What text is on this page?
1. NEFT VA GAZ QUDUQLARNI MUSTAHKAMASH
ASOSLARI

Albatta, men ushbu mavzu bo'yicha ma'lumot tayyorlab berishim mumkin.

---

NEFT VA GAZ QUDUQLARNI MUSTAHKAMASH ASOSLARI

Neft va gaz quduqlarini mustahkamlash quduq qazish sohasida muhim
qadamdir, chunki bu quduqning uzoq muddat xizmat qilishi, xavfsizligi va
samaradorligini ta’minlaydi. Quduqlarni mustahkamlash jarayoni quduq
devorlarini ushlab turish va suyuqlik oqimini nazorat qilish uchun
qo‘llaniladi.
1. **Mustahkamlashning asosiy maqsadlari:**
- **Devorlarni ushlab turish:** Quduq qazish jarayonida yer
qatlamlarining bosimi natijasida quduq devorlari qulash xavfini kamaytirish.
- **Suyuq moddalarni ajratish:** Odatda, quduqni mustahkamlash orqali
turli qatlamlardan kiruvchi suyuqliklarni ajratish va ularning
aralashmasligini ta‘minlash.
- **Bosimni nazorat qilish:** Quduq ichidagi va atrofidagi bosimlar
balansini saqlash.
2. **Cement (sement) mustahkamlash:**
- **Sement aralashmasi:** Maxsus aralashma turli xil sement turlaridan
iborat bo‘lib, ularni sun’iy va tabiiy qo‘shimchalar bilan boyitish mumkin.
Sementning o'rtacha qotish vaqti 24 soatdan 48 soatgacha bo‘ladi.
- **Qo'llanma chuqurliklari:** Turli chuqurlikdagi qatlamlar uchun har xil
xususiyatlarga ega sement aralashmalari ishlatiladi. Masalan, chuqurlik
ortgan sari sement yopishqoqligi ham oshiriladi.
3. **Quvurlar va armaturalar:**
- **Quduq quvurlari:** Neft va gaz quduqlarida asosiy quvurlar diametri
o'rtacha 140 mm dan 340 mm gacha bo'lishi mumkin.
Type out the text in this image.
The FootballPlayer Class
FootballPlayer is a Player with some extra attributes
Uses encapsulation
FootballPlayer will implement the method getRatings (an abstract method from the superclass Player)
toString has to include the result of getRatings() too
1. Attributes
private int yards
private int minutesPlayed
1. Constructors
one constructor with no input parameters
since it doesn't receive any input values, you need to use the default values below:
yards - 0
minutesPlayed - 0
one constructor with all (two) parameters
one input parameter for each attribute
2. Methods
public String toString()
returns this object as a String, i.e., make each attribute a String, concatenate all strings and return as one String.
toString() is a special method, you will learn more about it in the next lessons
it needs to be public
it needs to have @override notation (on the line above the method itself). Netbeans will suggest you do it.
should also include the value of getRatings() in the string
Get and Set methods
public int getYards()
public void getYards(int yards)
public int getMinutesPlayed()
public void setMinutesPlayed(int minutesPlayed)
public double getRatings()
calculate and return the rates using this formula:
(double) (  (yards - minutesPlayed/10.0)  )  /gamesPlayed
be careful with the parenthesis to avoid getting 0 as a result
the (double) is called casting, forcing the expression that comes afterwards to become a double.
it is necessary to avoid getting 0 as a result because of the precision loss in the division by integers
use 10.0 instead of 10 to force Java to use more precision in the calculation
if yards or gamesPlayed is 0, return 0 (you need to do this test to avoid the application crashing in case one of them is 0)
----
• [What is asked] Exactly how many lines of the material contain the word "nazorat"? Write the number alone.

• [Worked solution] 2